- _SHORT TASK_
Assemble all lines in which the string "pattern" appears.

- _AVAILABLE RECORDS_
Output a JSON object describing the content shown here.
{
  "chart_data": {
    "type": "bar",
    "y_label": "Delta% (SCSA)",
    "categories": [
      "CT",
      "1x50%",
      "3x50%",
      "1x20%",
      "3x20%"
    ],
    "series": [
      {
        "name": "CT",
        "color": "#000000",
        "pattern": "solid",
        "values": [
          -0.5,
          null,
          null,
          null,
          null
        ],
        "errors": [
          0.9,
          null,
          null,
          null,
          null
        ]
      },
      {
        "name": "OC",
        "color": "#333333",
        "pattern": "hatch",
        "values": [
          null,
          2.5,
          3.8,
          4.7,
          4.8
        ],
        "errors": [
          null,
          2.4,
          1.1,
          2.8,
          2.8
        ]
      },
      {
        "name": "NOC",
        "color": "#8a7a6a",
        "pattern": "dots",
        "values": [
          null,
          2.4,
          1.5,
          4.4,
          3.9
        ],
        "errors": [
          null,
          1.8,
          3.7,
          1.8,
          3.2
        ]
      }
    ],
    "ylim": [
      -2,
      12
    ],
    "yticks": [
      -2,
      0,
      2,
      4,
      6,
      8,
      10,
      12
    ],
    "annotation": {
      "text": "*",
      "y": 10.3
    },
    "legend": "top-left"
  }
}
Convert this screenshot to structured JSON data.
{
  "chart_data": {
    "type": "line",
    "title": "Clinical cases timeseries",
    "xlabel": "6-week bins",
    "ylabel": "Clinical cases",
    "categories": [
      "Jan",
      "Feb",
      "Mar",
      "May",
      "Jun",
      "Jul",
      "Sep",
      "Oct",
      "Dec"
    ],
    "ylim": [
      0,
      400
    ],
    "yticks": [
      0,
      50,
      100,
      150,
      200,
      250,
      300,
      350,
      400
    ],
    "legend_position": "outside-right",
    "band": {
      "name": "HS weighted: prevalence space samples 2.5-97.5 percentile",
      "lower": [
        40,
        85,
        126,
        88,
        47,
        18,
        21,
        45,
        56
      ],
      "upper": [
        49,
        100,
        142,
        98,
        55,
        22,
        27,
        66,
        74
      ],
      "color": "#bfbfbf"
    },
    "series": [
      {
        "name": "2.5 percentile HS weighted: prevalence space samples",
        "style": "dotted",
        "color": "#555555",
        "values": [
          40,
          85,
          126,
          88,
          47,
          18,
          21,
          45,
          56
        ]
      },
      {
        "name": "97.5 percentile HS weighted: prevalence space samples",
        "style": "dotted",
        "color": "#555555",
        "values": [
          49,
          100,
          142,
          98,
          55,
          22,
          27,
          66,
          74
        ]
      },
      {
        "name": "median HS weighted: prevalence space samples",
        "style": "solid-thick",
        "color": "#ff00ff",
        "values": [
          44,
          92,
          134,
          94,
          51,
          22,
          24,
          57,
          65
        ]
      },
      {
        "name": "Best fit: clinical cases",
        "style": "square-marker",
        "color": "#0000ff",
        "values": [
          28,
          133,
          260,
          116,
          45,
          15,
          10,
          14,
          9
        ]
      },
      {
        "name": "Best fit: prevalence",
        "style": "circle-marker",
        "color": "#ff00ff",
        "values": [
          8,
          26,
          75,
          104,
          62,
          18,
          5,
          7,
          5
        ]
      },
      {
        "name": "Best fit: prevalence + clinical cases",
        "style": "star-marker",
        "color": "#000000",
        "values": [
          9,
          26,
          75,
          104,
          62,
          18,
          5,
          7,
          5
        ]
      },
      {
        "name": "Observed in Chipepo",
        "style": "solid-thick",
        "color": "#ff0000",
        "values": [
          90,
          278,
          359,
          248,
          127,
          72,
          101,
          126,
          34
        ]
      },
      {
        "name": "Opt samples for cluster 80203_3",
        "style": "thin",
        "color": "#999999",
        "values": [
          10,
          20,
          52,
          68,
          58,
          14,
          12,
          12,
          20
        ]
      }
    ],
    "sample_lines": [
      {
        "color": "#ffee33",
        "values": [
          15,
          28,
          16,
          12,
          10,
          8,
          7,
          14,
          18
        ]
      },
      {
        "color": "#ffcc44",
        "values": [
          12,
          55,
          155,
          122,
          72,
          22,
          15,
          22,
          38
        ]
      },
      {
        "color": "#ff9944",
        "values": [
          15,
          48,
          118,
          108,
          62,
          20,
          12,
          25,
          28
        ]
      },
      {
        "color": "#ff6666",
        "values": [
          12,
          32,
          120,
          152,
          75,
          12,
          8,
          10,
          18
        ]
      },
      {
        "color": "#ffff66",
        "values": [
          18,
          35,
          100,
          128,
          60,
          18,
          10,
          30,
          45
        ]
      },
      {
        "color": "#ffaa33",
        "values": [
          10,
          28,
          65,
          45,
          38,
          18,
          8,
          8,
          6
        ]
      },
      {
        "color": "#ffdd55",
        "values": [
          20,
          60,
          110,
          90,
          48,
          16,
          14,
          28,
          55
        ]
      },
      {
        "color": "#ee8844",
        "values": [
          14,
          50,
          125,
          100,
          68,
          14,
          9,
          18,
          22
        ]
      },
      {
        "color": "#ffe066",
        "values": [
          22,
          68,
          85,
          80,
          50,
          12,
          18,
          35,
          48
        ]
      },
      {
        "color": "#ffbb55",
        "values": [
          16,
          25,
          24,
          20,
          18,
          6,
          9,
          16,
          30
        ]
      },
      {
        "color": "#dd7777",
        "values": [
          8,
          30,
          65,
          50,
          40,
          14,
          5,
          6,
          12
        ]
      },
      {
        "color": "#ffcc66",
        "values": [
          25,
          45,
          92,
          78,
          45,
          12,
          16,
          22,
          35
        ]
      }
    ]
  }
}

- _RESULT BELOW_
        "pattern": "solid",
        "pattern": "hatch",
        "pattern": "dots",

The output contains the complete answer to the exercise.